┌──

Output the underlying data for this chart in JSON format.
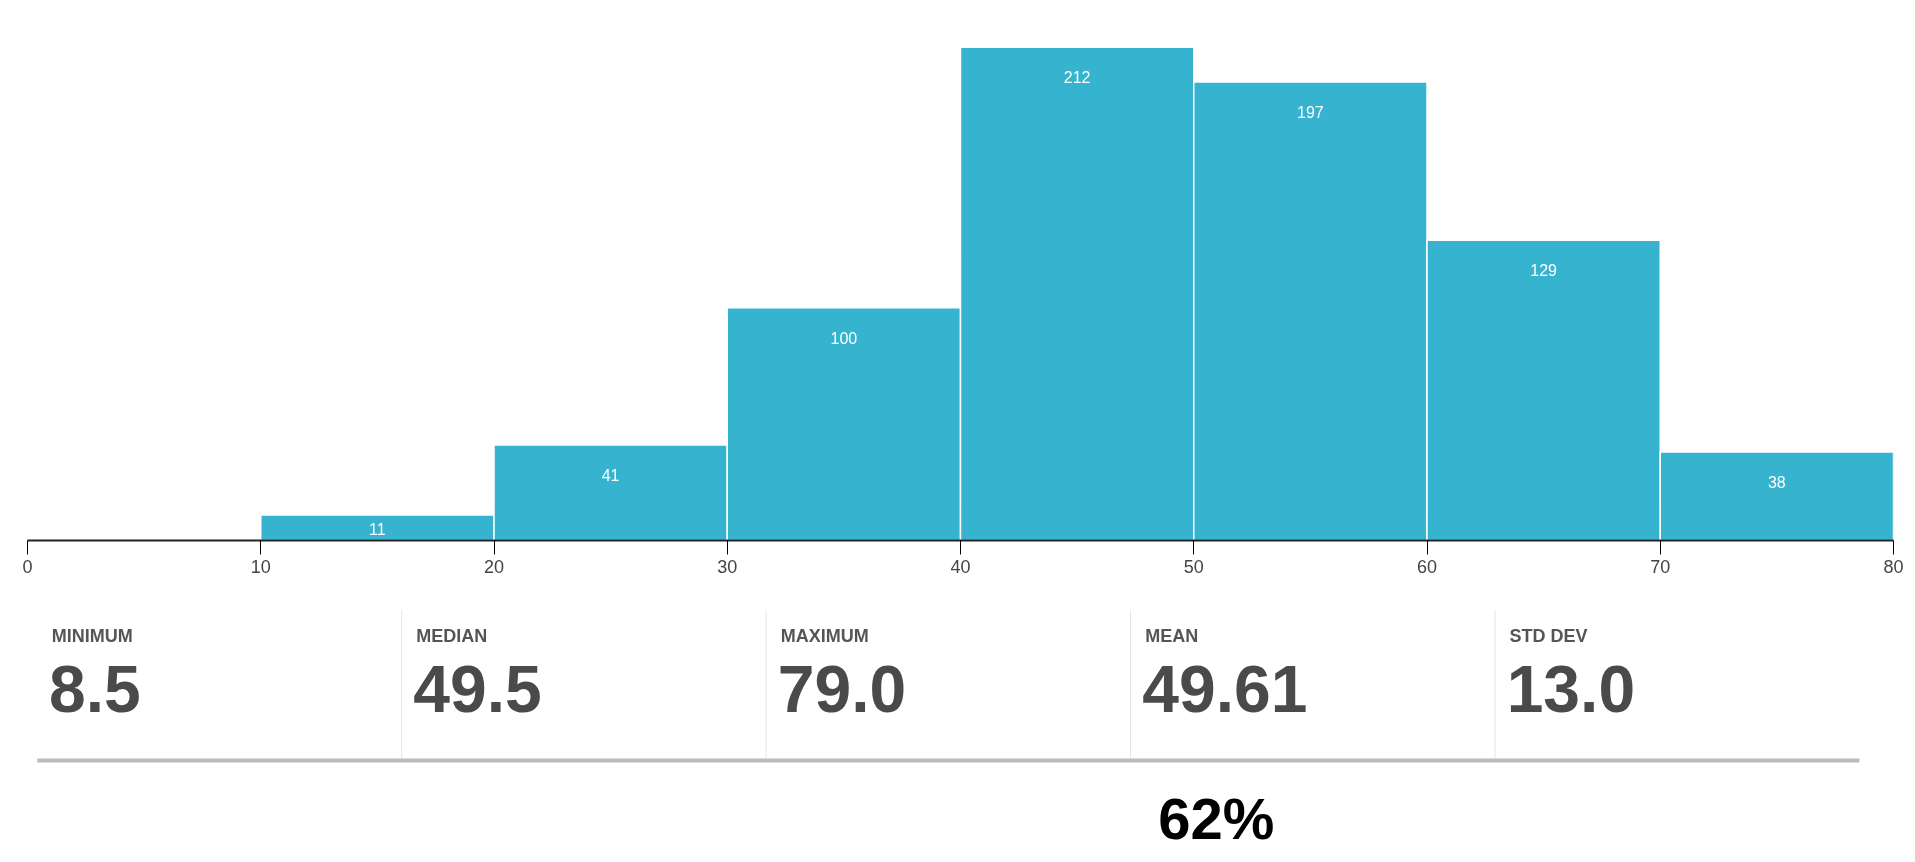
{
  "chart_data": {
    "type": "bar",
    "x": [
      15,
      25,
      35,
      45,
      55,
      65,
      75
    ],
    "values": [
      11,
      41,
      100,
      212,
      197,
      129,
      38
    ],
    "data_labels": true,
    "color": "#35b3cf",
    "xlim": [
      0,
      80
    ],
    "xticks": [
      0,
      10,
      20,
      30,
      40,
      50,
      60,
      70,
      80
    ],
    "tick_labels": "x",
    "grid": false,
    "annotations": [
      "MINIMUM",
      "8.5",
      "MEDIAN",
      "49.5",
      "MAXIMUM",
      "79.0",
      "MEAN",
      "49.61",
      "STD DEV",
      "13.0",
      "62%"
    ]
  }
}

└──

* TO BE DONE *
Return the full material word for word. Do not include the pictures.

* WRITTEN SOLUTION *
Output the underlying data for this chart in JSON format.
{
  "chart_data": {
    "type": "bar",
    "x": [
      15,
      25,
      35,
      45,
      55,
      65,
      75
    ],
    "values": [
      11,
      41,
      100,
      212,
      197,
      129,
      38
    ],
    "data_labels": true,
    "color": "#35b3cf",
    "xlim": [
      0,
      80
    ],
    "xticks": [
      0,
      10,
      20,
      30,
      40,
      50,
      60,
      70,
      80
    ],
    "tick_labels": "x",
    "grid": false,
    "annotations": [
      "MINIMUM",
      "8.5",
      "MEDIAN",
      "49.5",
      "MAXIMUM",
      "79.0",
      "MEAN",
      "49.61",
      "STD DEV",
      "13.0",
      "62%"
    ]
  }
}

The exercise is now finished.